BEGIN GIVEN DATA
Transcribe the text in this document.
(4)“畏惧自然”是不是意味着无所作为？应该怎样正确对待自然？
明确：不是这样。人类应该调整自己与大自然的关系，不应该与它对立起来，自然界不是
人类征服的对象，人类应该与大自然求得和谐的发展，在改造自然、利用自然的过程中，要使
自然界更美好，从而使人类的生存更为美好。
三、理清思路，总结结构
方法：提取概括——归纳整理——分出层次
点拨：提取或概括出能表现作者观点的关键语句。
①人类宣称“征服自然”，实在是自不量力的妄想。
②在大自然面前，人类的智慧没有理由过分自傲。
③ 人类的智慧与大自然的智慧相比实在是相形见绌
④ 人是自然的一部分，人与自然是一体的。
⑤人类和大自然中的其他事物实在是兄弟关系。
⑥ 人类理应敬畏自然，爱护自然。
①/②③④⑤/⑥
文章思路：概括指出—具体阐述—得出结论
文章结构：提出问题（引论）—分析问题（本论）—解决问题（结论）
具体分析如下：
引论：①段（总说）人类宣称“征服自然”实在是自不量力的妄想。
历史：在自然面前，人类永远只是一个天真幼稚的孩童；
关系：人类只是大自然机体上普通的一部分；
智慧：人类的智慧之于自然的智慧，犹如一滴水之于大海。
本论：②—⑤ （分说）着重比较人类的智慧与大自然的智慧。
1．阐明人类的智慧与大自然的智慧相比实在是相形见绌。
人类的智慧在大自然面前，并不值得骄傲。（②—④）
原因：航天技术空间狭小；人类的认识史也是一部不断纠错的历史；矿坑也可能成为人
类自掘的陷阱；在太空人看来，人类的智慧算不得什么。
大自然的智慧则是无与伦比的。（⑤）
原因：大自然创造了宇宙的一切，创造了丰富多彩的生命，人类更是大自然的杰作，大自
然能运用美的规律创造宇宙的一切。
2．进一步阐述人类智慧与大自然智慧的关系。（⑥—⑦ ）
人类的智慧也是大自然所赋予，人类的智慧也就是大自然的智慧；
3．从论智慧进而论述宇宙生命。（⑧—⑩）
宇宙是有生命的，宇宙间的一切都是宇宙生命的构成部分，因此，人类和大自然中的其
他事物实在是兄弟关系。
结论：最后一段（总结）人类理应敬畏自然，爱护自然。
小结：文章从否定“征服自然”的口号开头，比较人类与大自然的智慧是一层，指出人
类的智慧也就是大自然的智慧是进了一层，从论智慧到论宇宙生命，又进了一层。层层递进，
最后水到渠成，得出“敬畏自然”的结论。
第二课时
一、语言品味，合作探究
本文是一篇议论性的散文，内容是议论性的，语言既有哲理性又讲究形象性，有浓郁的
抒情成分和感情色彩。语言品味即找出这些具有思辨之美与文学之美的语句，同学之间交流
END GIVEN DATA
* **REQUIRED WORK**
Print out the whole listing exactly as it appears.

* **OUTPUT**
Transcribe the text in this document.
(4)“畏惧自然”是不是意味着无所作为？应该怎样正确对待自然？
明确：不是这样。人类应该调整自己与大自然的关系，不应该与它对立起来，自然界不是
人类征服的对象，人类应该与大自然求得和谐的发展，在改造自然、利用自然的过程中，要使
自然界更美好，从而使人类的生存更为美好。
三、理清思路，总结结构
方法：提取概括——归纳整理——分出层次
点拨：提取或概括出能表现作者观点的关键语句。
①人类宣称“征服自然”，实在是自不量力的妄想。
②在大自然面前，人类的智慧没有理由过分自傲。
③ 人类的智慧与大自然的智慧相比实在是相形见绌
④ 人是自然的一部分，人与自然是一体的。
⑤人类和大自然中的其他事物实在是兄弟关系。
⑥ 人类理应敬畏自然，爱护自然。
①/②③④⑤/⑥
文章思路：概括指出—具体阐述—得出结论
文章结构：提出问题（引论）—分析问题（本论）—解决问题（结论）
具体分析如下：
引论：①段（总说）人类宣称“征服自然”实在是自不量力的妄想。
历史：在自然面前，人类永远只是一个天真幼稚的孩童；
关系：人类只是大自然机体上普通的一部分；
智慧：人类的智慧之于自然的智慧，犹如一滴水之于大海。
本论：②—⑤ （分说）着重比较人类的智慧与大自然的智慧。
1．阐明人类的智慧与大自然的智慧相比实在是相形见绌。
人类的智慧在大自然面前，并不值得骄傲。（②—④）
原因：航天技术空间狭小；人类的认识史也是一部不断纠错的历史；矿坑也可能成为人
类自掘的陷阱；在太空人看来，人类的智慧算不得什么。
大自然的智慧则是无与伦比的。（⑤）
原因：大自然创造了宇宙的一切，创造了丰富多彩的生命，人类更是大自然的杰作，大自
然能运用美的规律创造宇宙的一切。
2．进一步阐述人类智慧与大自然智慧的关系。（⑥—⑦ ）
人类的智慧也是大自然所赋予，人类的智慧也就是大自然的智慧；
3．从论智慧进而论述宇宙生命。（⑧—⑩）
宇宙是有生命的，宇宙间的一切都是宇宙生命的构成部分，因此，人类和大自然中的其
他事物实在是兄弟关系。
结论：最后一段（总结）人类理应敬畏自然，爱护自然。
小结：文章从否定“征服自然”的口号开头，比较人类与大自然的智慧是一层，指出人
类的智慧也就是大自然的智慧是进了一层，从论智慧到论宇宙生命，又进了一层。层层递进，
最后水到渠成，得出“敬畏自然”的结论。
第二课时
一、语言品味，合作探究
本文是一篇议论性的散文，内容是议论性的，语言既有哲理性又讲究形象性，有浓郁的
抒情成分和感情色彩。语言品味即找出这些具有思辨之美与文学之美的语句，同学之间交流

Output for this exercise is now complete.